#### [Written problem]
Reproduce the entire listing word for word.

#### [Material provided]
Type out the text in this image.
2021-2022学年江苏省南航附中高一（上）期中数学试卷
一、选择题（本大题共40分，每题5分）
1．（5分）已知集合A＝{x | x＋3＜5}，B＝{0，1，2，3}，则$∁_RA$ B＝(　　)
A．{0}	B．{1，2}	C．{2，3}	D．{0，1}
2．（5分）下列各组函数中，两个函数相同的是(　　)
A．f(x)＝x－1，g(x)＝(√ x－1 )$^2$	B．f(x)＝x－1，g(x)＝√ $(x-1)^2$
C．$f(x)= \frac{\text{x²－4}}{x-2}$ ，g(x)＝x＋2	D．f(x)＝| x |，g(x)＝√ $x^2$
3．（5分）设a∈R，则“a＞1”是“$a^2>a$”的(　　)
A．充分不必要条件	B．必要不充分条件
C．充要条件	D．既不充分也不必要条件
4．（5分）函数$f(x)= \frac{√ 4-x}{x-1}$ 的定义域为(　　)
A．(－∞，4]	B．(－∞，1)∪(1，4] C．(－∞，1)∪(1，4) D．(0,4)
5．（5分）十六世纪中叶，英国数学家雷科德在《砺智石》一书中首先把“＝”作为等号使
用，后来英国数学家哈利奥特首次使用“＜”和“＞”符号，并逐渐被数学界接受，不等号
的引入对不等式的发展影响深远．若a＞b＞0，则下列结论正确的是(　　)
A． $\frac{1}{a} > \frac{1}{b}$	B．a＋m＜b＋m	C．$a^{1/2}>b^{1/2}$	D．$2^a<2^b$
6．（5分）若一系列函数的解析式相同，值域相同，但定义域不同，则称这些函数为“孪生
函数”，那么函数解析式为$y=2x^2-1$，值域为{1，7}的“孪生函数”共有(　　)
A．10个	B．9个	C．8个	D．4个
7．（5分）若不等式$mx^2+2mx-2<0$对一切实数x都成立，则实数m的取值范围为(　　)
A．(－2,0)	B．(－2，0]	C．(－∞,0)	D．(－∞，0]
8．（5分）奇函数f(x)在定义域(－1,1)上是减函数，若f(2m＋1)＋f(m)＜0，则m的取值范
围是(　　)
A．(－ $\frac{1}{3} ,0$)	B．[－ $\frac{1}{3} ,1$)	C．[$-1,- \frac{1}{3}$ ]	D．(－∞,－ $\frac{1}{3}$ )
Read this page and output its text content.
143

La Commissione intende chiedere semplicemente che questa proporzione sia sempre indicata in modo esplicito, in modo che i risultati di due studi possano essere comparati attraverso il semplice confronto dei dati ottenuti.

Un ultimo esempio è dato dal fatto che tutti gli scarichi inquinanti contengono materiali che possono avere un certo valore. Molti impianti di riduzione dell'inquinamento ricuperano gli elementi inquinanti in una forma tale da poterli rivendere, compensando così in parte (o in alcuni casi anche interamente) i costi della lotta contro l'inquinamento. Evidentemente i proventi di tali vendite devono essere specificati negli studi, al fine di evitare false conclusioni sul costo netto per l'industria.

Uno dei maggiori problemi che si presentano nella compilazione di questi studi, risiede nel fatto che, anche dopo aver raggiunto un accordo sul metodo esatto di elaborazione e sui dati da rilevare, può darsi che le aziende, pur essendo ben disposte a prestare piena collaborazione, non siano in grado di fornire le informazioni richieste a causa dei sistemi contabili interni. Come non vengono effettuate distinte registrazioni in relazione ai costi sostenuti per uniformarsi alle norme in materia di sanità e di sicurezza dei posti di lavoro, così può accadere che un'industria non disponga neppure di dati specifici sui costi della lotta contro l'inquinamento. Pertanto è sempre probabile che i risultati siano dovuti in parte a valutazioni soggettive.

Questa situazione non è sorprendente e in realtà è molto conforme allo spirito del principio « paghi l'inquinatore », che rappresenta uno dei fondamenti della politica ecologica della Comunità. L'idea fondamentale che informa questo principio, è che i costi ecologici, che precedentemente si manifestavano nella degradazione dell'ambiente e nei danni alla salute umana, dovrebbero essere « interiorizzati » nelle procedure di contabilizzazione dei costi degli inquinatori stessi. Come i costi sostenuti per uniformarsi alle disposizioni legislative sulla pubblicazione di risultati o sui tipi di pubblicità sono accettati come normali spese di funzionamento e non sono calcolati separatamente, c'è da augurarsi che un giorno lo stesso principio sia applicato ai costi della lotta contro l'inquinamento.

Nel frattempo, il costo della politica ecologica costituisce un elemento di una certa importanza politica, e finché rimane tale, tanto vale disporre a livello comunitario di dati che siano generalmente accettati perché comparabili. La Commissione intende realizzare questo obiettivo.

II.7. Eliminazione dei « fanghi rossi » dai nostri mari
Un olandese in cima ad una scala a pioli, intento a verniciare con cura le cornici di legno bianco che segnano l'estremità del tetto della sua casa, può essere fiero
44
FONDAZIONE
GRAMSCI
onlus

#### [Solution to this task]
Type out the text in this image.
2021-2022学年江苏省南航附中高一（上）期中数学试卷
一、选择题（本大题共40分，每题5分）
1．（5分）已知集合A＝{x | x＋3＜5}，B＝{0，1，2，3}，则$∁_RA$ B＝(　　)
A．{0}	B．{1，2}	C．{2，3}	D．{0，1}
2．（5分）下列各组函数中，两个函数相同的是(　　)
A．f(x)＝x－1，g(x)＝(√ x－1 )$^2$	B．f(x)＝x－1，g(x)＝√ $(x-1)^2$
C．$f(x)= \frac{\text{x²－4}}{x-2}$ ，g(x)＝x＋2	D．f(x)＝| x |，g(x)＝√ $x^2$
3．（5分）设a∈R，则“a＞1”是“$a^2>a$”的(　　)
A．充分不必要条件	B．必要不充分条件
C．充要条件	D．既不充分也不必要条件
4．（5分）函数$f(x)= \frac{√ 4-x}{x-1}$ 的定义域为(　　)
A．(－∞，4]	B．(－∞，1)∪(1，4] C．(－∞，1)∪(1，4) D．(0,4)
5．（5分）十六世纪中叶，英国数学家雷科德在《砺智石》一书中首先把“＝”作为等号使
用，后来英国数学家哈利奥特首次使用“＜”和“＞”符号，并逐渐被数学界接受，不等号
的引入对不等式的发展影响深远．若a＞b＞0，则下列结论正确的是(　　)
A． $\frac{1}{a} > \frac{1}{b}$	B．a＋m＜b＋m	C．$a^{1/2}>b^{1/2}$	D．$2^a<2^b$
6．（5分）若一系列函数的解析式相同，值域相同，但定义域不同，则称这些函数为“孪生
函数”，那么函数解析式为$y=2x^2-1$，值域为{1，7}的“孪生函数”共有(　　)
A．10个	B．9个	C．8个	D．4个
7．（5分）若不等式$mx^2+2mx-2<0$对一切实数x都成立，则实数m的取值范围为(　　)
A．(－2,0)	B．(－2，0]	C．(－∞,0)	D．(－∞，0]
8．（5分）奇函数f(x)在定义域(－1,1)上是减函数，若f(2m＋1)＋f(m)＜0，则m的取值范
围是(　　)
A．(－ $\frac{1}{3} ,0$)	B．[－ $\frac{1}{3} ,1$)	C．[$-1,- \frac{1}{3}$ ]	D．(－∞,－ $\frac{1}{3}$ )
Read this page and output its text content.
143

La Commissione intende chiedere semplicemente che questa proporzione sia sempre indicata in modo esplicito, in modo che i risultati di due studi possano essere comparati attraverso il semplice confronto dei dati ottenuti.

Un ultimo esempio è dato dal fatto che tutti gli scarichi inquinanti contengono materiali che possono avere un certo valore. Molti impianti di riduzione dell'inquinamento ricuperano gli elementi inquinanti in una forma tale da poterli rivendere, compensando così in parte (o in alcuni casi anche interamente) i costi della lotta contro l'inquinamento. Evidentemente i proventi di tali vendite devono essere specificati negli studi, al fine di evitare false conclusioni sul costo netto per l'industria.

Uno dei maggiori problemi che si presentano nella compilazione di questi studi, risiede nel fatto che, anche dopo aver raggiunto un accordo sul metodo esatto di elaborazione e sui dati da rilevare, può darsi che le aziende, pur essendo ben disposte a prestare piena collaborazione, non siano in grado di fornire le informazioni richieste a causa dei sistemi contabili interni. Come non vengono effettuate distinte registrazioni in relazione ai costi sostenuti per uniformarsi alle norme in materia di sanità e di sicurezza dei posti di lavoro, così può accadere che un'industria non disponga neppure di dati specifici sui costi della lotta contro l'inquinamento. Pertanto è sempre probabile che i risultati siano dovuti in parte a valutazioni soggettive.

Questa situazione non è sorprendente e in realtà è molto conforme allo spirito del principio « paghi l'inquinatore », che rappresenta uno dei fondamenti della politica ecologica della Comunità. L'idea fondamentale che informa questo principio, è che i costi ecologici, che precedentemente si manifestavano nella degradazione dell'ambiente e nei danni alla salute umana, dovrebbero essere « interiorizzati » nelle procedure di contabilizzazione dei costi degli inquinatori stessi. Come i costi sostenuti per uniformarsi alle disposizioni legislative sulla pubblicazione di risultati o sui tipi di pubblicità sono accettati come normali spese di funzionamento e non sono calcolati separatamente, c'è da augurarsi che un giorno lo stesso principio sia applicato ai costi della lotta contro l'inquinamento.

Nel frattempo, il costo della politica ecologica costituisce un elemento di una certa importanza politica, e finché rimane tale, tanto vale disporre a livello comunitario di dati che siano generalmente accettati perché comparabili. La Commissione intende realizzare questo obiettivo.

II.7. Eliminazione dei « fanghi rossi » dai nostri mari
Un olandese in cima ad una scala a pioli, intento a verniciare con cura le cornici di legno bianco che segnano l'estremità del tetto della sua casa, può essere fiero
44
FONDAZIONE
GRAMSCI
onlus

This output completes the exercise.